*THE REQUEST*.
Below are records. Copy every line with "labels" in it.

*Entries with figure data*.
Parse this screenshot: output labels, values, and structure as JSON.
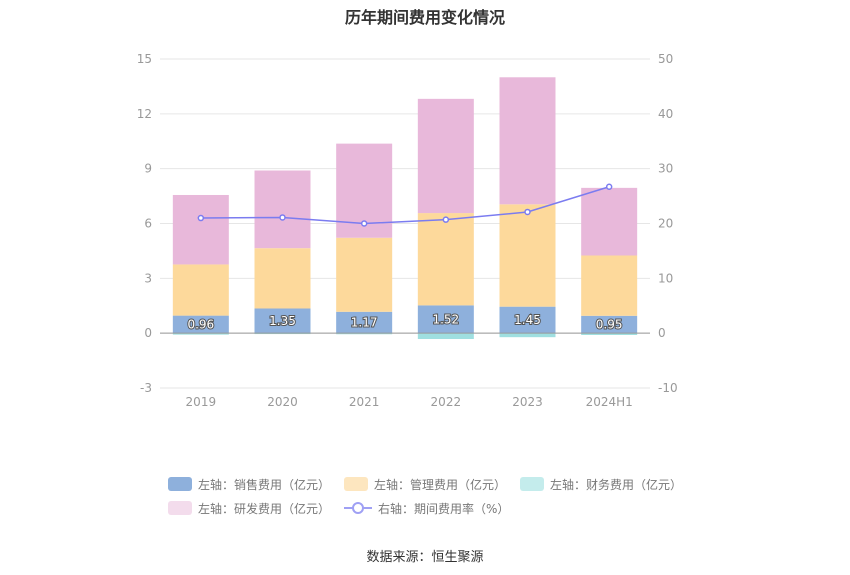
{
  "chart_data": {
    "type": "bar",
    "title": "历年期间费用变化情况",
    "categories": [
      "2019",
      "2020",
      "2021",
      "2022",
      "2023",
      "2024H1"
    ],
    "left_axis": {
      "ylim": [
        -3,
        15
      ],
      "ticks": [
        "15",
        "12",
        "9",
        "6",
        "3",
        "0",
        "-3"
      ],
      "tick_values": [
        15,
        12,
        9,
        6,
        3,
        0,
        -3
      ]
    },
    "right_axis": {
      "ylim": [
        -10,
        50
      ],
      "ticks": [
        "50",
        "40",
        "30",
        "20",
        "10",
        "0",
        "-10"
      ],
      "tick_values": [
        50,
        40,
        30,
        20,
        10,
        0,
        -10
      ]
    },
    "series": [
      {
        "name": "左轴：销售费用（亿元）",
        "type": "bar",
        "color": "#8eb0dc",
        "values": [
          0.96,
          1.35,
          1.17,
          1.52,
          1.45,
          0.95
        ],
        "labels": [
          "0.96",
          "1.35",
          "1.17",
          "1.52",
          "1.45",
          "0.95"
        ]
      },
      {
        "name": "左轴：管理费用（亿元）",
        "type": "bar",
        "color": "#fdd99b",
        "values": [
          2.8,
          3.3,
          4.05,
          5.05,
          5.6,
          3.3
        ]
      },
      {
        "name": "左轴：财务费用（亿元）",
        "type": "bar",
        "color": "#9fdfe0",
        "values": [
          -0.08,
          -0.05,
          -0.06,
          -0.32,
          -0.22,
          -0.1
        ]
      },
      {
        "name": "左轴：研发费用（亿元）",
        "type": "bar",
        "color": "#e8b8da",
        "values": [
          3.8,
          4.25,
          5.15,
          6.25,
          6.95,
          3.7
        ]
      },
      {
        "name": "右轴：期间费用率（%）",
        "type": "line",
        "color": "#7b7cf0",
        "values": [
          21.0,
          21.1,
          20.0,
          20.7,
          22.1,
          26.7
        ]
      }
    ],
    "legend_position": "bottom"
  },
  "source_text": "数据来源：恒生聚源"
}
---
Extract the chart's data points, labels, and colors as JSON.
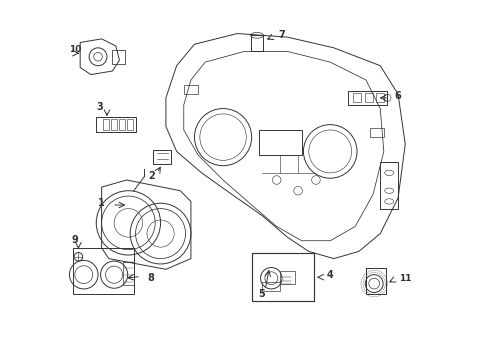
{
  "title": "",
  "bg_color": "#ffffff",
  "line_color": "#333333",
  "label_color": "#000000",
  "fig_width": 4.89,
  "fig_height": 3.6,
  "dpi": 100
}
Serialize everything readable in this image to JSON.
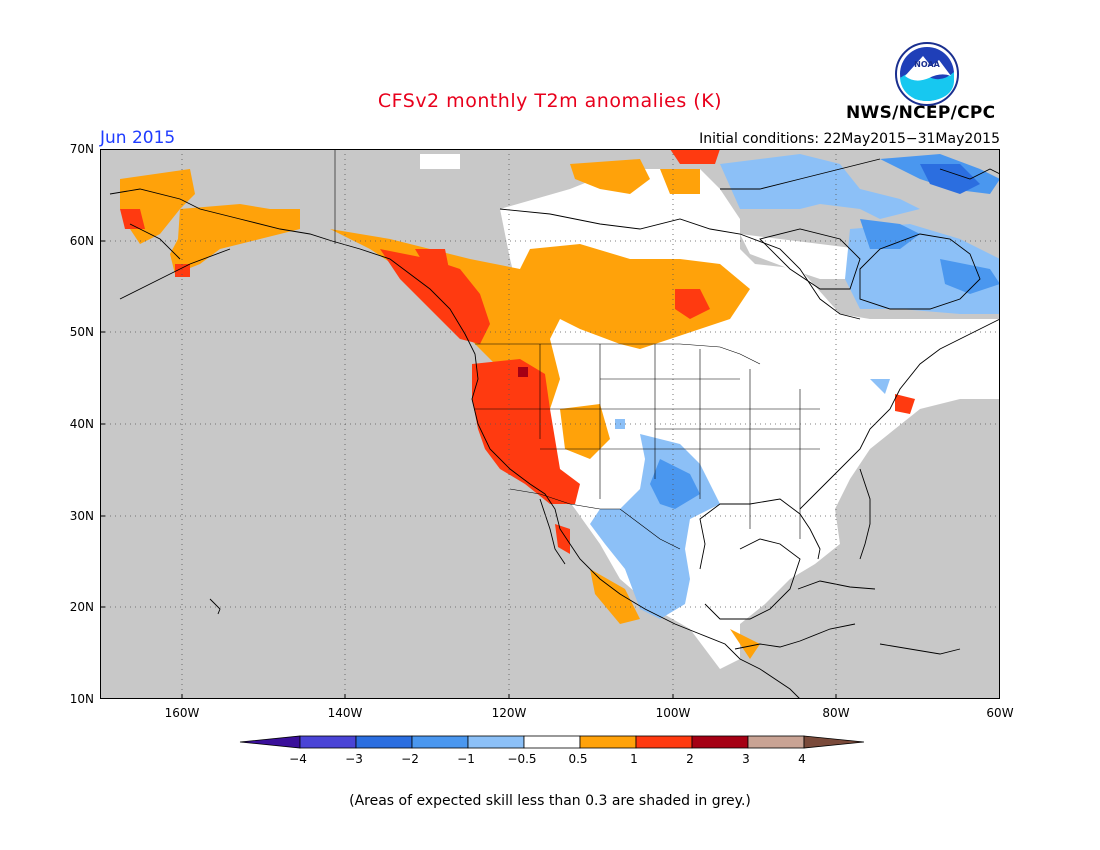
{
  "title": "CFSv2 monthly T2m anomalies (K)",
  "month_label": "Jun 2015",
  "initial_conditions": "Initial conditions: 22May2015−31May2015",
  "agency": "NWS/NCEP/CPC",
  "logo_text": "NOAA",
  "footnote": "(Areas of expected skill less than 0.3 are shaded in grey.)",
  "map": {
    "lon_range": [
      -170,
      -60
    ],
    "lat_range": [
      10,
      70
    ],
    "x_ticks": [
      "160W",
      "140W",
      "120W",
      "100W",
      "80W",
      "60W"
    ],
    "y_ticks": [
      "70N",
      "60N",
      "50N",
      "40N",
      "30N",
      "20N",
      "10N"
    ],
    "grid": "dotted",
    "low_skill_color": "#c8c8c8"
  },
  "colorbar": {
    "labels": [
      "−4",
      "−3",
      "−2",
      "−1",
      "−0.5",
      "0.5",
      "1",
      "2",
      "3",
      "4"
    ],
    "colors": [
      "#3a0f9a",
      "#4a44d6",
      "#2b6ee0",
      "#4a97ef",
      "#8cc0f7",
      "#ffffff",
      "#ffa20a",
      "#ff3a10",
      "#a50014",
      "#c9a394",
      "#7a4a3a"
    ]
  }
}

*RESULT OF THIS TASK*.
Parse this screenshot: output labels, values, and structure as JSON.
        "labels": [
Extract the chart's data points, labels, and colors as JSON.
    "labels": [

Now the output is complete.